- _Set of tasks_:
1 - Using the Amnesty International text below, decide whether each statement agrees with it: (a) Ehren Watada is listed as seeking refuge in Canada; (b) Geronimo Ji-Jaga Pratt was a prominent member of the Black Panther Party; (c) the Angola Three were sent to Angola prison after convictions for robbery and/or bank robbery. For each, answer yes or no and quote the deciding words.
2 - According to the Amnesty International text below, in what year did Amnesty International argue that evidence about Pratt's targeting by COINTELPRO came to light after his trial?

- _Document text_:

.....

Amnesty International has identified multiple American conscientious objectors to the Iraq War who have either been imprisoned or are seeking refuge, notably in Canada, for their resistance. These individuals include:

 Camilo Mejía (imprisoned 20042005) 
 Abdullah William Webster (imprisoned 20042005) 
 Kevin Benderman (imprisoned 20052006) 
 Mark Wilkerson (imprisoned 2007) 
 Agustin Aguayo (imprisoned 2007) 
 Victor Agosto (imprisoned 2009) 
 Travis Bishop (imprisoned 2009) 
 Kimberly Rivera (imprisoned 20122013)
Jeremy Hinzman (seeking refuge in Canada) 
Matthew Lowell (seeking refuge in Canada) 
James Corey Glass (seeking refuge in Canada)
Dean Walcott (seeking refuge in Canada)
Ehren Watada (OTH discharged)

Amnesty International has highlighted the following people and groups as recipients of extensive inhumane treatment and/or wrongful or "framed" convictions, who may be considered political prisoners:

 Geronimo Ji-Jaga Pratt (imprisoned 19721997), a prominent member of the Black Panther Party, was convicted of murder (now vacated). In 1995, Amnesty International argued that evidence came to light after the trial that "Pratt had been targeted for 'neutralization' by COINTELPRO and suggested there had been misconduct by the FBI and state police in the prosecution of the case". 
 The Angola Three were convicted of robbery and/or bank robbery, sent to Angola prison. While in prison, the Angola Three became prominent Black Panther Party members. They were later convicted of prison murders and faced near-continuous solitary confinement for decades, in the "longest period of solitary confinement in American prison history".

.....

- _Given entries_:
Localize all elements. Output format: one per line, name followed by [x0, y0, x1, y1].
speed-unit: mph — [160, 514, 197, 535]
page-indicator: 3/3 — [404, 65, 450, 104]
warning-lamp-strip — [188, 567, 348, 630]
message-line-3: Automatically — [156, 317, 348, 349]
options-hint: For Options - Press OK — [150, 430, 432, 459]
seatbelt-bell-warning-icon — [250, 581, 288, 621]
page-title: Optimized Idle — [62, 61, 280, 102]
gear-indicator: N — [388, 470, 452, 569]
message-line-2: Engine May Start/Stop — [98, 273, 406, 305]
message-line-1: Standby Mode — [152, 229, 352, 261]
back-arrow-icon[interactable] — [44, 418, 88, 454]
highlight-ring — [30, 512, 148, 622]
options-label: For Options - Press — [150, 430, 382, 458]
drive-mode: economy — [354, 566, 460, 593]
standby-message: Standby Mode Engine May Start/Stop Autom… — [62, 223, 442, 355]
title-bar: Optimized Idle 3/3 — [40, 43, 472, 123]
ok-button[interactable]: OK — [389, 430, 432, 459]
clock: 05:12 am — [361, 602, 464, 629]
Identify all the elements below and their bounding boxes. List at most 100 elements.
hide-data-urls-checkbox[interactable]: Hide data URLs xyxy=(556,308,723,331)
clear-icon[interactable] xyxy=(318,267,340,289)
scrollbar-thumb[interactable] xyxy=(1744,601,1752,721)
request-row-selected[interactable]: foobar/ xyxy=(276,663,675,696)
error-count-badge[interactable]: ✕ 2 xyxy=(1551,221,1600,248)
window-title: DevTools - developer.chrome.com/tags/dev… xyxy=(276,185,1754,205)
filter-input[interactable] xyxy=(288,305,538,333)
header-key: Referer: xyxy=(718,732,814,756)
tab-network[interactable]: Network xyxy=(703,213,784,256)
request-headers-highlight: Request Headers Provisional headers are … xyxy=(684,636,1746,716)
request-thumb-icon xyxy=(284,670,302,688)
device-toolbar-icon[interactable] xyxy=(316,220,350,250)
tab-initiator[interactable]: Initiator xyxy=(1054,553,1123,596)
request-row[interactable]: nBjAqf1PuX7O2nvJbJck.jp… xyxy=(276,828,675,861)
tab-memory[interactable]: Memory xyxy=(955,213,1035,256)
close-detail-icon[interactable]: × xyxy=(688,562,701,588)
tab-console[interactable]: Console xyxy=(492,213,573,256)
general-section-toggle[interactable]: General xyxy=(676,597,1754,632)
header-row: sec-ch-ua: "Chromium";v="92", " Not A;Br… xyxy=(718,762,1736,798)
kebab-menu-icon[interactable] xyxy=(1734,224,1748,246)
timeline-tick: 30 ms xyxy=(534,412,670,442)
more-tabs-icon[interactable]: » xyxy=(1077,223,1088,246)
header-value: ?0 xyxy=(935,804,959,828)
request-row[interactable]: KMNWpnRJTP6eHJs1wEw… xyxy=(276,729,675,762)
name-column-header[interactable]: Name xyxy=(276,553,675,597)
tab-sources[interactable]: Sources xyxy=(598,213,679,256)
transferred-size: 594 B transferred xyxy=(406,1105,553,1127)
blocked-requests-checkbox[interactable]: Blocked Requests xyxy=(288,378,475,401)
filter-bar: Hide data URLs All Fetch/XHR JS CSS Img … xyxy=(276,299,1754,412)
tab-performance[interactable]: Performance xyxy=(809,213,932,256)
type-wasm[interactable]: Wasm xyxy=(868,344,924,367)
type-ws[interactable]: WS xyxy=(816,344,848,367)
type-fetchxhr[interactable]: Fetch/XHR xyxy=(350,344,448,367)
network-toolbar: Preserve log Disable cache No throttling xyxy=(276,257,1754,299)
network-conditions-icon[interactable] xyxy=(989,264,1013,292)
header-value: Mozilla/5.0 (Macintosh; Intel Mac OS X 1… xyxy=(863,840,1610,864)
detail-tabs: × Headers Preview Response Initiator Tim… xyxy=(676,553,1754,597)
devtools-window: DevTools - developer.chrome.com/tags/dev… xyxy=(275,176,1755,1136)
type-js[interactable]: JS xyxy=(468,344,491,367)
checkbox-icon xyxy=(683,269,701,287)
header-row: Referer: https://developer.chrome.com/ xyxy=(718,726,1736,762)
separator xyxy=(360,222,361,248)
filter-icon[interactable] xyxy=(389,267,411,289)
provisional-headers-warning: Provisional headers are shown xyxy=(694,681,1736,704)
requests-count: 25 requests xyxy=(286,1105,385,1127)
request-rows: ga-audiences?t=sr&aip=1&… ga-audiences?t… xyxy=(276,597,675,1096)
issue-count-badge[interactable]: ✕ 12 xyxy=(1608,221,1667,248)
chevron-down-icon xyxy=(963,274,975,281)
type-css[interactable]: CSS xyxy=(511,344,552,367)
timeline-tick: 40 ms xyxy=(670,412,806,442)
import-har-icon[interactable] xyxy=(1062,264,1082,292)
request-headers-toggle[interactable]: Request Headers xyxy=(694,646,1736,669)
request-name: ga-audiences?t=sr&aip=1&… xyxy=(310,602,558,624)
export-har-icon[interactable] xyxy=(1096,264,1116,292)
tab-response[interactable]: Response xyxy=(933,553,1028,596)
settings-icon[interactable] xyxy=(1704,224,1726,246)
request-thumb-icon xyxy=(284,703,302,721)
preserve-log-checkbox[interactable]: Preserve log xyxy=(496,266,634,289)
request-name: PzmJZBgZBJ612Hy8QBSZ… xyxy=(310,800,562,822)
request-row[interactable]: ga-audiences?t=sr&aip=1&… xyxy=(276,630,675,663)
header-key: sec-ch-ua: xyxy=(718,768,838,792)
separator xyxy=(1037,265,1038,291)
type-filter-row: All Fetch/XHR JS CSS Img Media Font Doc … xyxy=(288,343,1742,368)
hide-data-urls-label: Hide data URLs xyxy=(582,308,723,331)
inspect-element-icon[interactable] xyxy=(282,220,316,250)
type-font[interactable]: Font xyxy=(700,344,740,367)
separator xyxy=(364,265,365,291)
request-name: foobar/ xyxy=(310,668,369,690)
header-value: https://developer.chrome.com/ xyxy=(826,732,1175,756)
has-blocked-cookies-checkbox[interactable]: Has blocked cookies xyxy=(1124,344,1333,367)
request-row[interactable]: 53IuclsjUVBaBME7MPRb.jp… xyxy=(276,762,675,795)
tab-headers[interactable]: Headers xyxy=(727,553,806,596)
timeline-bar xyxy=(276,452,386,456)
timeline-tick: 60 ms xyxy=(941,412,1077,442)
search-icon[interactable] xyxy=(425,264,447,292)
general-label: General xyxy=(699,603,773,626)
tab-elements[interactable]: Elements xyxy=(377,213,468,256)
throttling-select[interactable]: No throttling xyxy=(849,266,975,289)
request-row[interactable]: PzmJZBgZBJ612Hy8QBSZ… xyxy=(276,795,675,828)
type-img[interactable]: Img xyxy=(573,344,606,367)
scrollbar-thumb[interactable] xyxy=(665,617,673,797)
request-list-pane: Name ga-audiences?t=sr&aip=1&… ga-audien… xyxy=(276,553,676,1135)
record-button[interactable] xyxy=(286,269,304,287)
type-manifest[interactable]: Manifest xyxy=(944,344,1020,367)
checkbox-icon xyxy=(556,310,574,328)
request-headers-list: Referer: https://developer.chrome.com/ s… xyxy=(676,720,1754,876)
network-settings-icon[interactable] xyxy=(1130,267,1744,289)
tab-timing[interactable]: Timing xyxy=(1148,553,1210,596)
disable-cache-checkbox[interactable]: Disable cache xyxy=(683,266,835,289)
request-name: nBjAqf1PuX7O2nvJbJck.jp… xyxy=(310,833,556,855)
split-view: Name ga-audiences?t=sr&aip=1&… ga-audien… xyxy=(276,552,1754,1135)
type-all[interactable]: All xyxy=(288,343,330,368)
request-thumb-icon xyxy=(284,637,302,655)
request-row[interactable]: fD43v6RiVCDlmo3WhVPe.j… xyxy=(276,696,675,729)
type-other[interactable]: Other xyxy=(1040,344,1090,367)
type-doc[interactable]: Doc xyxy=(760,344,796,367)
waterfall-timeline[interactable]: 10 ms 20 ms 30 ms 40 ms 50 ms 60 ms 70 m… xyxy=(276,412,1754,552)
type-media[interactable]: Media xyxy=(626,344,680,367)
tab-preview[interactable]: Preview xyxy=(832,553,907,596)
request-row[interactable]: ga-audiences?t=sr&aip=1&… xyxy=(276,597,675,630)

.....

- _Results in order_:
1 -
(a) No: "Ehren Watada (OTH discharged)"
(b) Yes: "a prominent member of the Black Panther Party"
(c) Yes: "convicted of robbery and/or bank robbery, sent to Angola prison"

2 - 1995